# Extract provided
+ + + + +

# Wanted a clock.



## Tim0282 (Jan 8, 2008)

So I copied Mudslingr. His avatar is a 6" Richland made into a clock. I used an Advance 8". Need to take a picture with a camera, though. The camera on the computer isn't very good and it reverses the subject.


----------



## gotmud (Mar 21, 2011)

That's ok Tim,I kinda copied Moores avatar lol,I figured it's NASCAR season so what the [email protected]#l :thumbsup:


----------



## PrecisionTaping (Feb 2, 2012)

Hahaha! That's awesome man!
And actually very weird! Because I was thinking of doing that myself yesterday. lol!
I don't know why, when me and mudslingr were talking back and forth about resilient I kept seeing his avatar and was like you know what!? I should make one too! But BAM! You beat me too it!
You guys might have just started a new trend :thumbsup:


----------



## Tim0282 (Jan 8, 2008)

Not quite done with it. Going to put numbers on it.


----------



## Tim0282 (Jan 8, 2008)

PrecisionTaping said:


> Hahaha! That's awesome man!
> And actually very weird! Because I was thinking of doing that myself yesterday. lol!
> I don't know why, when me and mudslingr were talking back and forth about resilient I kept seeing his avatar and was like you know what!? I should make one too! But BAM! You beat me too it!
> You guys might have just started a new trend :thumbsup:


Great minds..... as they say. And well, we are drywallers. So we would like the same stuff.


----------



## 2buckcanuck (Jul 9, 2010)

You wrecked a perfectly good taping knife


----------



## PrecisionTaping (Feb 2, 2012)

Tim0282 said:


> Great minds..... as they say. And well, we are drywallers. So we would like the same stuff.


Beer, Women and putty knife clocks!? :laughing:


----------



## mudslingr (Jul 18, 2010)

Good going Tim ! Should look great when finished.:thumbsup:


----------



## Tim0282 (Jan 8, 2008)

I said Richland knife. Should have said Richards knife.


----------



## PrecisionTaping (Feb 2, 2012)

Tim0282 said:


> I said Richland knife. Should have said Richards knife.


Haha! I noticed that too. I just figured you didn't have them in your neck of the woods so I thought why bother correcting him.


----------



## Tim0282 (Jan 8, 2008)

And I added an "s" on the end and shouldn't have. Geez!!
Thought I better put a link up to their knives out of respect!
https://www.warehousebay.com/catalo...grip/?osCsid=fbce6fd56fe2a00921201a15c3735a1d


----------



## mudslingr (Jul 18, 2010)

+ + + + +

# Given records

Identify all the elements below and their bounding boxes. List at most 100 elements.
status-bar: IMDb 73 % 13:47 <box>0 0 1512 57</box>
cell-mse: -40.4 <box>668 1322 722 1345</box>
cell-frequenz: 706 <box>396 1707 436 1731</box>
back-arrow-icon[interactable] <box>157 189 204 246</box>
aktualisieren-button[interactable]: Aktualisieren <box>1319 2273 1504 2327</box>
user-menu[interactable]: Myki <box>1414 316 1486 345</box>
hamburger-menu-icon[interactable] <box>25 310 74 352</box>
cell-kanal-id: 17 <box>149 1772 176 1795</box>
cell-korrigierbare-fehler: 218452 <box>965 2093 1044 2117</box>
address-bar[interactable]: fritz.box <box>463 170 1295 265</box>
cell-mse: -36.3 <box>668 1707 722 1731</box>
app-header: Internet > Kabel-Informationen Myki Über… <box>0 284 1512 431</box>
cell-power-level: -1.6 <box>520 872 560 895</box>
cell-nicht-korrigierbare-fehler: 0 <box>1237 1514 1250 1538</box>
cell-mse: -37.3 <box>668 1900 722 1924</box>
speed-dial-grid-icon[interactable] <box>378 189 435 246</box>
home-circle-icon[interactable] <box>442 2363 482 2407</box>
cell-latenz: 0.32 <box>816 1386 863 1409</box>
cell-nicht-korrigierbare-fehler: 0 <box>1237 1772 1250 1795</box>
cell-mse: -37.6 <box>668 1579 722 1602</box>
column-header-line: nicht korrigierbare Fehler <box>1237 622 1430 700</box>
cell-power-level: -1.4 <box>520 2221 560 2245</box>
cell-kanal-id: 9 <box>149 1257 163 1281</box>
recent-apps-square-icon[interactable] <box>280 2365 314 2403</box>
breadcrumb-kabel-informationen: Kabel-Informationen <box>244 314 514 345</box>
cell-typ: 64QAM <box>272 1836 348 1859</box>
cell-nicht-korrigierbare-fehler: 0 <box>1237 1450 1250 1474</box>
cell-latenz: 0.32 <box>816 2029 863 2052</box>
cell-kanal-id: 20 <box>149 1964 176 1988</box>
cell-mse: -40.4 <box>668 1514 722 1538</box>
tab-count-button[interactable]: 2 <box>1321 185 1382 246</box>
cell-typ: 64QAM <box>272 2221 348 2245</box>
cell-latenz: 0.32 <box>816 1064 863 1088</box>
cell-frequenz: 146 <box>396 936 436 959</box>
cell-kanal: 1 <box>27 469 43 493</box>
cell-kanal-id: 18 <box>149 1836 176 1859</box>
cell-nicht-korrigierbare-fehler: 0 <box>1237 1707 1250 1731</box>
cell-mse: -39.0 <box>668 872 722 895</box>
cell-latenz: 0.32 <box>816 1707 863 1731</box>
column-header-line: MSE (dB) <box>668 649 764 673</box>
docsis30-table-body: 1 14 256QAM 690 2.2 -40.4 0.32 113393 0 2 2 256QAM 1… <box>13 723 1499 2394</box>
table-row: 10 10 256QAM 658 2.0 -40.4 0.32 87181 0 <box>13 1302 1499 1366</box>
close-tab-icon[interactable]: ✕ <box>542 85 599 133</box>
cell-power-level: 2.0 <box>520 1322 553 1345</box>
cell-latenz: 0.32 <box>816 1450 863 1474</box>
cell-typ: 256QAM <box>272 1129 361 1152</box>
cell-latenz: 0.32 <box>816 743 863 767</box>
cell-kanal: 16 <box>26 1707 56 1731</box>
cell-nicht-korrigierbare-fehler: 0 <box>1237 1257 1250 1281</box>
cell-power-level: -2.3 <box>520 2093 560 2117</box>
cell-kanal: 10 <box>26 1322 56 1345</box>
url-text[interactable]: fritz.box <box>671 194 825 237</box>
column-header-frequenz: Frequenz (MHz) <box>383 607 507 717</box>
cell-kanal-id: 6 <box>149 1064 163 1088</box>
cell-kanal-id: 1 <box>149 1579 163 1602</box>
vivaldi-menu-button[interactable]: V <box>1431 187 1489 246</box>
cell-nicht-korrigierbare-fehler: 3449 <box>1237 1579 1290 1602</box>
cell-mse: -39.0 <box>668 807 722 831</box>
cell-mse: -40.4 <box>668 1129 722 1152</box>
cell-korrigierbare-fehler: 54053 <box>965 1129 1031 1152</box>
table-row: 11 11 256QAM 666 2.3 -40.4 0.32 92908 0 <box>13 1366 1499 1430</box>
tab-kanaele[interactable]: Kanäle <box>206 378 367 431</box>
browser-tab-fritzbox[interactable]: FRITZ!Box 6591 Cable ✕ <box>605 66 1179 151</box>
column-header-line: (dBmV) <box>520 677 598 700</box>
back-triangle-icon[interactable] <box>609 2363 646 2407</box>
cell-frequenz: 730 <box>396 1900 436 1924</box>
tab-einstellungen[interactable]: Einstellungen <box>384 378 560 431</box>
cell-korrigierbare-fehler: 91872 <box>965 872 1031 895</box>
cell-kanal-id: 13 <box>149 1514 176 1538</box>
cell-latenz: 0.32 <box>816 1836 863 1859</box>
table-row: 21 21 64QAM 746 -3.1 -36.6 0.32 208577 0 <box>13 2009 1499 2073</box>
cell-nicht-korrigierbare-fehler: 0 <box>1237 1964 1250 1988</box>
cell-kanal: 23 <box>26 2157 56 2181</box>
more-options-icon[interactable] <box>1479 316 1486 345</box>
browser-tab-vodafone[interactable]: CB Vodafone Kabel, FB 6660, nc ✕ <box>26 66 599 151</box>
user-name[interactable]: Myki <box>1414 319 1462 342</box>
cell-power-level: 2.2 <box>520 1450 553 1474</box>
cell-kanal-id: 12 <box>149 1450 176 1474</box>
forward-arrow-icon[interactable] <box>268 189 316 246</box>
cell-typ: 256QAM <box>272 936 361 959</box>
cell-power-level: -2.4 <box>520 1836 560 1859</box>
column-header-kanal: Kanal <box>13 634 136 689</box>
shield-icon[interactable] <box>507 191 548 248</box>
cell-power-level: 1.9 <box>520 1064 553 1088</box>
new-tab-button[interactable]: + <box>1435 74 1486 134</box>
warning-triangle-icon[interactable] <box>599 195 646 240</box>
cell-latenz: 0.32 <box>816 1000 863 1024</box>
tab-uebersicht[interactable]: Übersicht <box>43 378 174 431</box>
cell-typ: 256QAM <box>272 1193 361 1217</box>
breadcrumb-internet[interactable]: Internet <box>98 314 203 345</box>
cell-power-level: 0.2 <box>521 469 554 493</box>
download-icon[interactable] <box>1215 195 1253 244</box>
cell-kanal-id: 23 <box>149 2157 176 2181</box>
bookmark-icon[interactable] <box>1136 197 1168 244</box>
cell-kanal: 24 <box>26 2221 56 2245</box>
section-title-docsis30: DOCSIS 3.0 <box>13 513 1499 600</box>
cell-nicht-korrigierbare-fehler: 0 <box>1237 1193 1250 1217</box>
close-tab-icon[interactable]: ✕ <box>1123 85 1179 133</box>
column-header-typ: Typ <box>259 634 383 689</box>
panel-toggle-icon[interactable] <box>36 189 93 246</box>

+ + + + +

# Your tasks
[1] According to the forum thread, what brand and size of knife did Tim0282 use for his clock?
[2] Please edit everything in the forum thread from "# Wanted a clock." down to "reverses the subject.", replacing "clock" with "timepiece".
The items have nothing to do with the forum thread.

# Solutions to the problems
[1] An 8" Advance.

[2]
# Wanted a timepiece.



## Tim0282 (Jan 8, 2008)

So I copied Mudslingr. His avatar is a 6" Richland made into a timepiece. I used an Advance 8". Need to take a picture with a camera, though. The camera on the computer isn't very good and it reverses the subject.